*** DATA FOR PROCESSING
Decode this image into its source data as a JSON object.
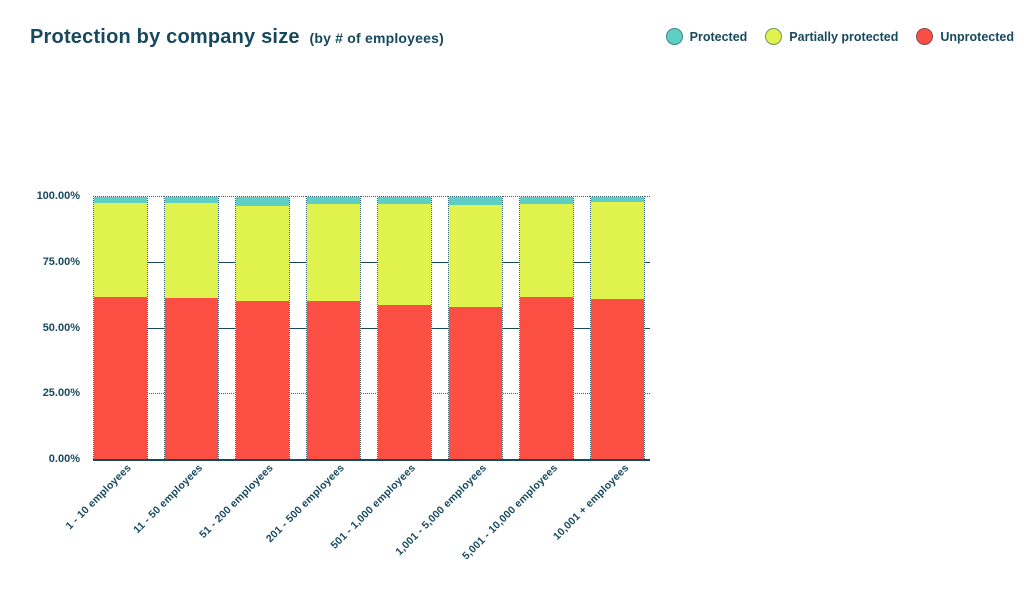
{
  "title": {
    "main": "Protection by company size",
    "sub": "(by # of employees)"
  },
  "legend": {
    "position": "top-right",
    "items": [
      {
        "label": "Protected",
        "color": "#5FCFC5"
      },
      {
        "label": "Partially protected",
        "color": "#DFF24E"
      },
      {
        "label": "Unprotected",
        "color": "#FB4F43"
      }
    ]
  },
  "chart_data": {
    "type": "bar",
    "stacked": true,
    "units": "percent",
    "title": "Protection by company size (by # of employees)",
    "categories": [
      "1 - 10 employees",
      "11 - 50 employees",
      "51 - 200 employees",
      "201 - 500 employees",
      "501 - 1,000 employees",
      "1,001 - 5,000 employees",
      "5,001 - 10,000 employees",
      "10,001 + employees"
    ],
    "series": [
      {
        "name": "Protected",
        "color": "#5FCFC5",
        "values": [
          2.3,
          2.3,
          3.4,
          2.6,
          2.6,
          3.1,
          2.6,
          2.0
        ]
      },
      {
        "name": "Partially protected",
        "color": "#DFF24E",
        "values": [
          35.7,
          36.4,
          36.1,
          36.9,
          38.5,
          39.0,
          35.4,
          37.0
        ]
      },
      {
        "name": "Unprotected",
        "color": "#FB4F43",
        "values": [
          62.0,
          61.3,
          60.5,
          60.5,
          58.9,
          57.9,
          62.0,
          61.0
        ]
      }
    ],
    "y_axis": {
      "min": 0,
      "max": 100,
      "ticks": [
        "100.00%",
        "75.00%",
        "50.00%",
        "25.00%",
        "0.00%"
      ]
    },
    "grid": "horizontal",
    "legend_position": "top-right",
    "colors": {
      "text": "#17495E",
      "grid": "#17495E"
    }
  }
}
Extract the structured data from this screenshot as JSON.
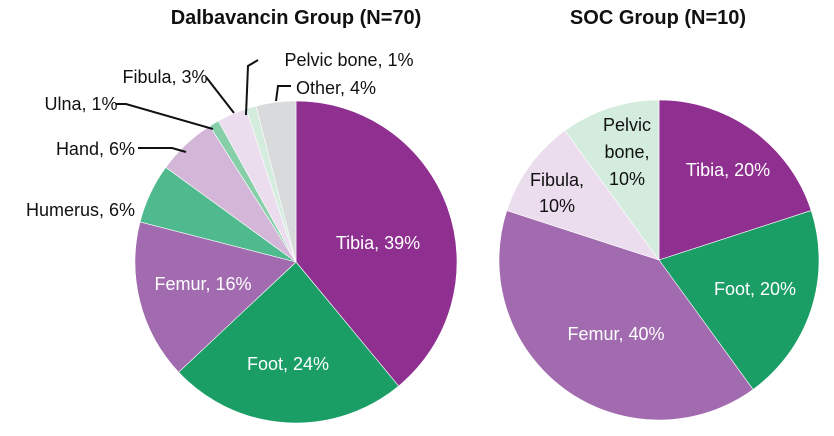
{
  "chart_data": [
    {
      "type": "pie",
      "title": "Dalbavancin Group (N=70)",
      "slices": [
        {
          "label": "Tibia, 39%",
          "value": 39,
          "color": "#8f2f90"
        },
        {
          "label": "Foot, 24%",
          "value": 24,
          "color": "#1a9e66"
        },
        {
          "label": "Femur, 16%",
          "value": 16,
          "color": "#a26bb0"
        },
        {
          "label": "Humerus, 6%",
          "value": 6,
          "color": "#4fba8e"
        },
        {
          "label": "Hand, 6%",
          "value": 6,
          "color": "#d4b6d9"
        },
        {
          "label": "Ulna, 1%",
          "value": 1,
          "color": "#86cfa9"
        },
        {
          "label": "Fibula, 3%",
          "value": 3,
          "color": "#ebdcee"
        },
        {
          "label": "Pelvic bone, 1%",
          "value": 1,
          "color": "#d3ecdd"
        },
        {
          "label": "Other, 4%",
          "value": 4,
          "color": "#d8dadb"
        }
      ]
    },
    {
      "type": "pie",
      "title": "SOC Group (N=10)",
      "slices": [
        {
          "label": "Tibia, 20%",
          "value": 20,
          "color": "#8f2f90"
        },
        {
          "label": "Foot, 20%",
          "value": 20,
          "color": "#1a9e66"
        },
        {
          "label": "Femur, 40%",
          "value": 40,
          "color": "#a26bb0"
        },
        {
          "label": "Fibula, 10%",
          "value": 10,
          "color": "#ebdcee"
        },
        {
          "label": "Pelvic bone, 10%",
          "value": 10,
          "color": "#d3ecdd"
        }
      ]
    }
  ]
}
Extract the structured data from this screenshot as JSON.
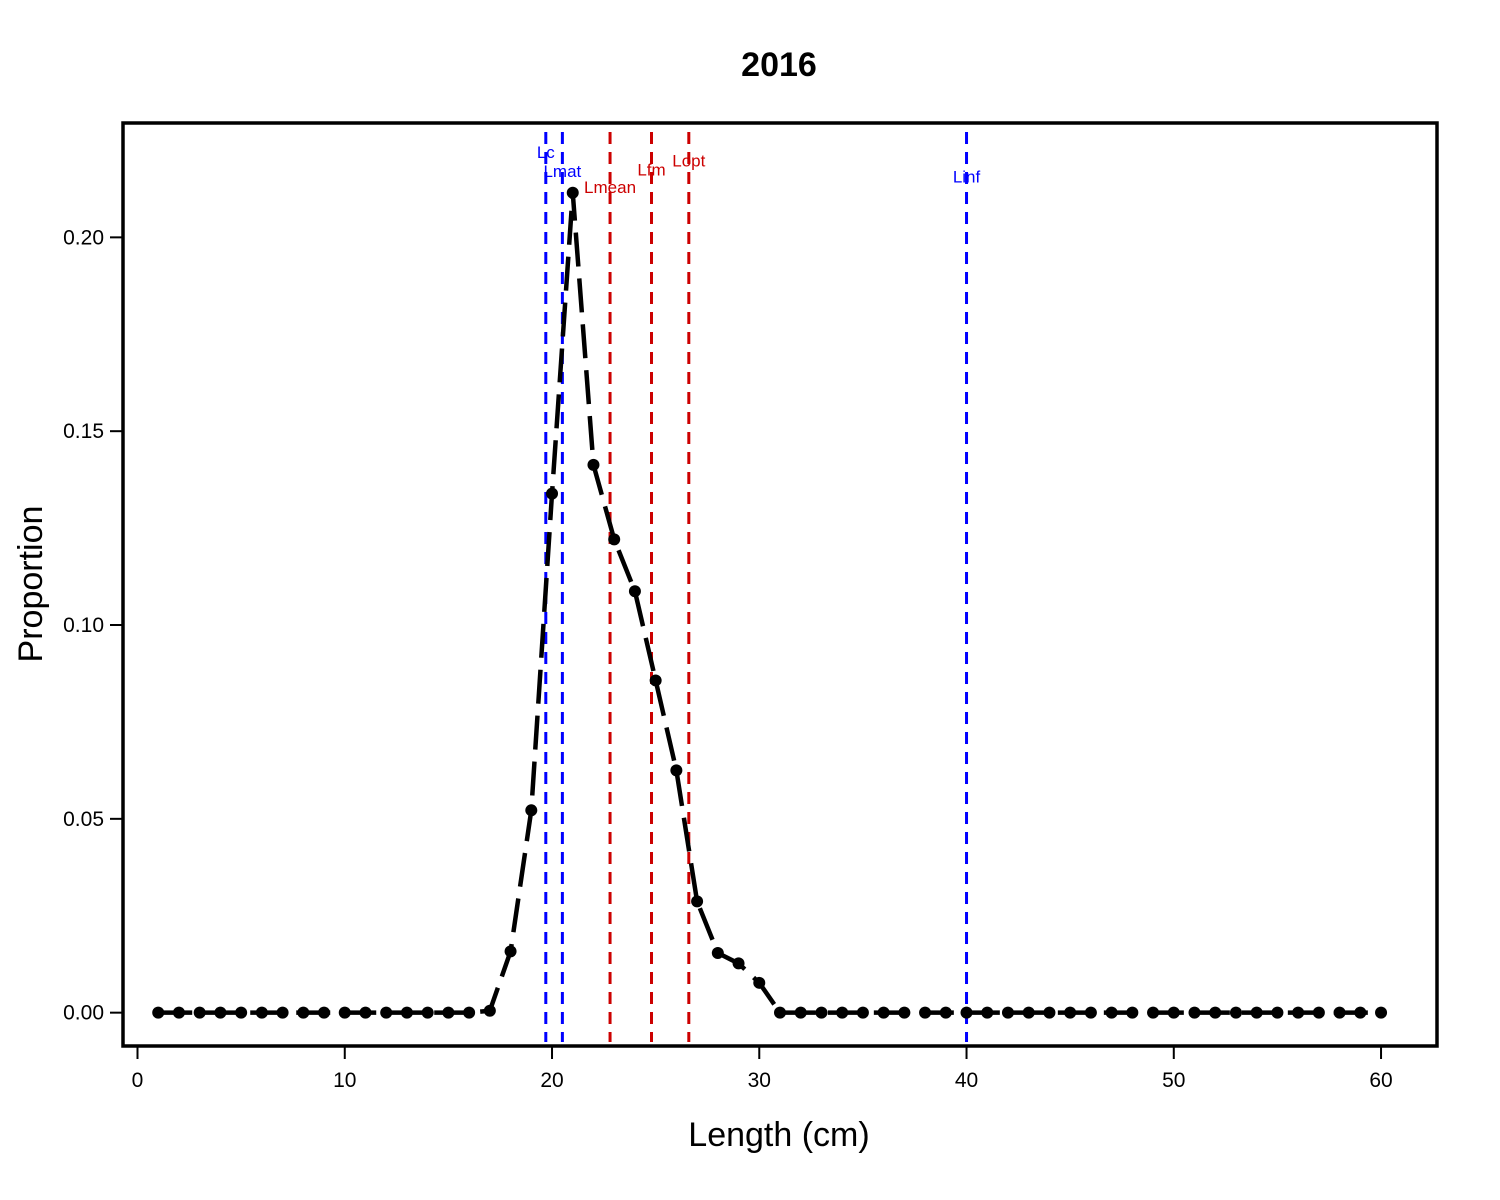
{
  "chart_data": {
    "type": "line",
    "title": "2016",
    "xlabel": "Length (cm)",
    "ylabel": "Proportion",
    "xlim": [
      -0.7,
      62.7
    ],
    "ylim": [
      -0.0086,
      0.2295
    ],
    "xticks": [
      0,
      10,
      20,
      30,
      40,
      50,
      60
    ],
    "xtick_labels": [
      "0",
      "10",
      "20",
      "30",
      "40",
      "50",
      "60"
    ],
    "yticks": [
      0,
      0.05,
      0.1,
      0.15,
      0.2
    ],
    "ytick_labels": [
      "0.00",
      "0.05",
      "0.10",
      "0.15",
      "0.20"
    ],
    "grid": false,
    "series": [
      {
        "x": [
          1,
          2,
          3,
          4,
          5,
          6,
          7,
          8,
          9,
          10,
          11,
          12,
          13,
          14,
          15,
          16,
          17,
          18,
          19,
          20,
          21,
          22,
          23,
          24,
          25,
          26,
          27,
          28,
          29,
          30,
          31,
          32,
          33,
          34,
          35,
          36,
          37,
          38,
          39,
          40,
          41,
          42,
          43,
          44,
          45,
          46,
          47,
          48,
          49,
          50,
          51,
          52,
          53,
          54,
          55,
          56,
          57,
          58,
          59,
          60
        ],
        "values": [
          0,
          0,
          0,
          0,
          0,
          0,
          0,
          0,
          0,
          0,
          0,
          0,
          0,
          0,
          0,
          0,
          0.0005,
          0.0158,
          0.0522,
          0.1339,
          0.2115,
          0.1413,
          0.1221,
          0.1087,
          0.0857,
          0.0625,
          0.0287,
          0.0154,
          0.0127,
          0.0077,
          0,
          0,
          0,
          0,
          0,
          0,
          0,
          0,
          0,
          0,
          0,
          0,
          0,
          0,
          0,
          0,
          0,
          0,
          0,
          0,
          0,
          0,
          0,
          0,
          0,
          0,
          0,
          0,
          0,
          0
        ],
        "color": "#000000"
      }
    ],
    "reference_lines": [
      {
        "label": "Lc",
        "x": 19.7,
        "color": "#0000ff",
        "label_y": 0.2205
      },
      {
        "label": "Lmat",
        "x": 20.5,
        "color": "#0000ff",
        "label_y": 0.2156
      },
      {
        "label": "Lmean",
        "x": 22.8,
        "color": "#cc0000",
        "label_y": 0.2114
      },
      {
        "label": "Lfm",
        "x": 24.8,
        "color": "#cc0000",
        "label_y": 0.2159
      },
      {
        "label": "Lopt",
        "x": 26.6,
        "color": "#cc0000",
        "label_y": 0.2183
      },
      {
        "label": "Linf",
        "x": 40.0,
        "color": "#0000ff",
        "label_y": 0.2141
      }
    ]
  }
}
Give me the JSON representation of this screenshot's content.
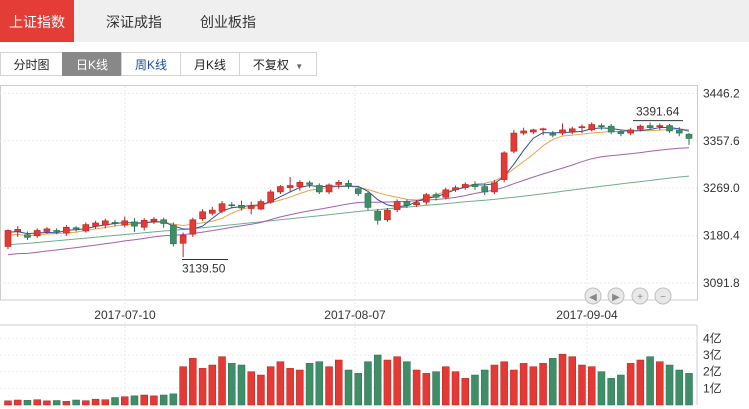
******
*EXERCISE BRIEF*.
Omit every picture, then repeat the remaining data exactly as it appears above.

*WORKED ANSWER*.
Decode this image into its source data as a JSON object.
{
  "title": {
    "main": "Protection by company size",
    "sub": "(by # of employees)"
  },
  "legend": {
    "position": "top-right",
    "items": [
      {
        "label": "Protected",
        "color": "#5FCFC5"
      },
      {
        "label": "Partially protected",
        "color": "#DFF24E"
      },
      {
        "label": "Unprotected",
        "color": "#FB4F43"
      }
    ]
  },
  "chart_data": {
    "type": "bar",
    "stacked": true,
    "units": "percent",
    "title": "Protection by company size (by # of employees)",
    "categories": [
      "1 - 10 employees",
      "11 - 50 employees",
      "51 - 200 employees",
      "201 - 500 employees",
      "501 - 1,000 employees",
      "1,001 - 5,000 employees",
      "5,001 - 10,000 employees",
      "10,001 + employees"
    ],
    "series": [
      {
        "name": "Protected",
        "color": "#5FCFC5",
        "values": [
          2.3,
          2.3,
          3.4,
          2.6,
          2.6,
          3.1,
          2.6,
          2.0
        ]
      },
      {
        "name": "Partially protected",
        "color": "#DFF24E",
        "values": [
          35.7,
          36.4,
          36.1,
          36.9,
          38.5,
          39.0,
          35.4,
          37.0
        ]
      },
      {
        "name": "Unprotected",
        "color": "#FB4F43",
        "values": [
          62.0,
          61.3,
          60.5,
          60.5,
          58.9,
          57.9,
          62.0,
          61.0
        ]
      }
    ],
    "y_axis": {
      "min": 0,
      "max": 100,
      "ticks": [
        "100.00%",
        "75.00%",
        "50.00%",
        "25.00%",
        "0.00%"
      ]
    },
    "grid": "horizontal",
    "legend_position": "top-right",
    "colors": {
      "text": "#17495E",
      "grid": "#17495E"
    }
  }
}
Extract the structured data from this screenshot as JSON.
{
  "chart_data": [
    {
      "type": "pie",
      "title": "Dalbavancin Group (N=70)",
      "slices": [
        {
          "label": "Tibia, 39%",
          "value": 39,
          "color": "#8f2f90"
        },
        {
          "label": "Foot, 24%",
          "value": 24,
          "color": "#1a9e66"
        },
        {
          "label": "Femur, 16%",
          "value": 16,
          "color": "#a26bb0"
        },
        {
          "label": "Humerus, 6%",
          "value": 6,
          "color": "#4fba8e"
        },
        {
          "label": "Hand, 6%",
          "value": 6,
          "color": "#d4b6d9"
        },
        {
          "label": "Ulna, 1%",
          "value": 1,
          "color": "#86cfa9"
        },
        {
          "label": "Fibula, 3%",
          "value": 3,
          "color": "#ebdcee"
        },
        {
          "label": "Pelvic bone, 1%",
          "value": 1,
          "color": "#d3ecdd"
        },
        {
          "label": "Other, 4%",
          "value": 4,
          "color": "#d8dadb"
        }
      ]
    },
    {
      "type": "pie",
      "title": "SOC Group (N=10)",
      "slices": [
        {
          "label": "Tibia, 20%",
          "value": 20,
          "color": "#8f2f90"
        },
        {
          "label": "Foot, 20%",
          "value": 20,
          "color": "#1a9e66"
        },
        {
          "label": "Femur, 40%",
          "value": 40,
          "color": "#a26bb0"
        },
        {
          "label": "Fibula, 10%",
          "value": 10,
          "color": "#ebdcee"
        },
        {
          "label": "Pelvic bone, 10%",
          "value": 10,
          "color": "#d3ecdd"
        }
      ]
    }
  ]
}
Extract the structured data from this screenshot as JSON.
{
  "chart_data": {
    "type": "line",
    "title": "2016",
    "xlabel": "Length (cm)",
    "ylabel": "Proportion",
    "xlim": [
      -0.7,
      62.7
    ],
    "ylim": [
      -0.0086,
      0.2295
    ],
    "xticks": [
      0,
      10,
      20,
      30,
      40,
      50,
      60
    ],
    "xtick_labels": [
      "0",
      "10",
      "20",
      "30",
      "40",
      "50",
      "60"
    ],
    "yticks": [
      0,
      0.05,
      0.1,
      0.15,
      0.2
    ],
    "ytick_labels": [
      "0.00",
      "0.05",
      "0.10",
      "0.15",
      "0.20"
    ],
    "grid": false,
    "series": [
      {
        "x": [
          1,
          2,
          3,
          4,
          5,
          6,
          7,
          8,
          9,
          10,
          11,
          12,
          13,
          14,
          15,
          16,
          17,
          18,
          19,
          20,
          21,
          22,
          23,
          24,
          25,
          26,
          27,
          28,
          29,
          30,
          31,
          32,
          33,
          34,
          35,
          36,
          37,
          38,
          39,
          40,
          41,
          42,
          43,
          44,
          45,
          46,
          47,
          48,
          49,
          50,
          51,
          52,
          53,
          54,
          55,
          56,
          57,
          58,
          59,
          60
        ],
        "values": [
          0,
          0,
          0,
          0,
          0,
          0,
          0,
          0,
          0,
          0,
          0,
          0,
          0,
          0,
          0,
          0,
          0.0005,
          0.0158,
          0.0522,
          0.1339,
          0.2115,
          0.1413,
          0.1221,
          0.1087,
          0.0857,
          0.0625,
          0.0287,
          0.0154,
          0.0127,
          0.0077,
          0,
          0,
          0,
          0,
          0,
          0,
          0,
          0,
          0,
          0,
          0,
          0,
          0,
          0,
          0,
          0,
          0,
          0,
          0,
          0,
          0,
          0,
          0,
          0,
          0,
          0,
          0,
          0,
          0,
          0
        ],
        "color": "#000000"
      }
    ],
    "reference_lines": [
      {
        "label": "Lc",
        "x": 19.7,
        "color": "#0000ff",
        "label_y": 0.2205
      },
      {
        "label": "Lmat",
        "x": 20.5,
        "color": "#0000ff",
        "label_y": 0.2156
      },
      {
        "label": "Lmean",
        "x": 22.8,
        "color": "#cc0000",
        "label_y": 0.2114
      },
      {
        "label": "Lfm",
        "x": 24.8,
        "color": "#cc0000",
        "label_y": 0.2159
      },
      {
        "label": "Lopt",
        "x": 26.6,
        "color": "#cc0000",
        "label_y": 0.2183
      },
      {
        "label": "Linf",
        "x": 40.0,
        "color": "#0000ff",
        "label_y": 0.2141
      }
    ]
  }
}
Give me the JSON representation of this screenshot's content.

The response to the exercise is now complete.